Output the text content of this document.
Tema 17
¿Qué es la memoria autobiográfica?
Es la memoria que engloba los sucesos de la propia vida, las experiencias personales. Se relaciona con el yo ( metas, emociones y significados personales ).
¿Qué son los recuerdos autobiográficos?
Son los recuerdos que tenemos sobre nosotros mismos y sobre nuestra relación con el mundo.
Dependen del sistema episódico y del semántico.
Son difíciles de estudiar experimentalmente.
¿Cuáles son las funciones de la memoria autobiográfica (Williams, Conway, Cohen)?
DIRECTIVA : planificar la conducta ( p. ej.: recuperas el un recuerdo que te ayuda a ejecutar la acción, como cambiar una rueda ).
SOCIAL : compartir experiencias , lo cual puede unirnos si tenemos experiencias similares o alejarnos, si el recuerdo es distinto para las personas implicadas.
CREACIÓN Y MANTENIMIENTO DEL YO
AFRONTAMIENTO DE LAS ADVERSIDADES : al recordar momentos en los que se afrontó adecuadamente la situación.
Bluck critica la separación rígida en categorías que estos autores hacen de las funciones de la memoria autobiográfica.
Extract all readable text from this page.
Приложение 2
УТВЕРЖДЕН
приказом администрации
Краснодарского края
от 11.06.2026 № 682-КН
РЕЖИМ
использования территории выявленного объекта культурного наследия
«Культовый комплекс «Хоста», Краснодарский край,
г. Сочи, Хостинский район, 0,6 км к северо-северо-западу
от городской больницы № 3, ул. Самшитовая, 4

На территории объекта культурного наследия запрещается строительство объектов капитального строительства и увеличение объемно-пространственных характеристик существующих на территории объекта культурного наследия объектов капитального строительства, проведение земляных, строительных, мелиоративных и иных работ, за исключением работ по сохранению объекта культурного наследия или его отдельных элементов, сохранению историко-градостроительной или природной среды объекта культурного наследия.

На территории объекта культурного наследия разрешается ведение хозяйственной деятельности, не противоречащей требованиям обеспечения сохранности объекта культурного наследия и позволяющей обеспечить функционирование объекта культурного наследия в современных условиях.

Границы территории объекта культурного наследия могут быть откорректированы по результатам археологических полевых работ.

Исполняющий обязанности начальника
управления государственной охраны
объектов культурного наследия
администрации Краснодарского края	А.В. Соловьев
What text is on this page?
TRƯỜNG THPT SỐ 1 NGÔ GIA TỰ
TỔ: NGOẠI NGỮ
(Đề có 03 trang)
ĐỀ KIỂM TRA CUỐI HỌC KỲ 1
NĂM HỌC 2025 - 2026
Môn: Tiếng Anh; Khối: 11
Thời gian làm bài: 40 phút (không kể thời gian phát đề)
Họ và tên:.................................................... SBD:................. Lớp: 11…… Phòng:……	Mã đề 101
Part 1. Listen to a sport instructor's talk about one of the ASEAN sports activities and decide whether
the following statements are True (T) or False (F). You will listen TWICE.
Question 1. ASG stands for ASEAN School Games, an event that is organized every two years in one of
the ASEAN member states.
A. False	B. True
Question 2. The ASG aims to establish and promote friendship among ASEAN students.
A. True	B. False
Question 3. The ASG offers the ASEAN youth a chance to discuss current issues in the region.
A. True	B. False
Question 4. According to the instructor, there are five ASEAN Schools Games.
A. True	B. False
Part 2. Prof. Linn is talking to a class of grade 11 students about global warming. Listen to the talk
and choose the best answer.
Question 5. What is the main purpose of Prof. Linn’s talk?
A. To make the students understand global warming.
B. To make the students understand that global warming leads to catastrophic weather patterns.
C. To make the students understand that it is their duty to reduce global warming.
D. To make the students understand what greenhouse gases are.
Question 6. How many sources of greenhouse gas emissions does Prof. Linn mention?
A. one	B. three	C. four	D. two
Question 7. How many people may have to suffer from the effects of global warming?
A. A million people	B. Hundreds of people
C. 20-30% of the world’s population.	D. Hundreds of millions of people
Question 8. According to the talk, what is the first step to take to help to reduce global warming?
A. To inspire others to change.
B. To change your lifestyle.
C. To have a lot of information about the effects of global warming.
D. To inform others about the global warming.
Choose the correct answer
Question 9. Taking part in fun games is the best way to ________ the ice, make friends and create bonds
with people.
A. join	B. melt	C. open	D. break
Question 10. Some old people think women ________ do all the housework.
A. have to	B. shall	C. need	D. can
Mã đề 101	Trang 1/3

::::

§ Task to complete:
Scan the material above for the string "people" and report each line where you find it.

§ Correct result:
Question 7. How many people may have to suffer from the effects of global warming?
A. A million people	B. Hundreds of people
C. 20-30% of the world’s population.	D. Hundreds of millions of people
with people.
Question 10. Some old people think women ________ do all the housework.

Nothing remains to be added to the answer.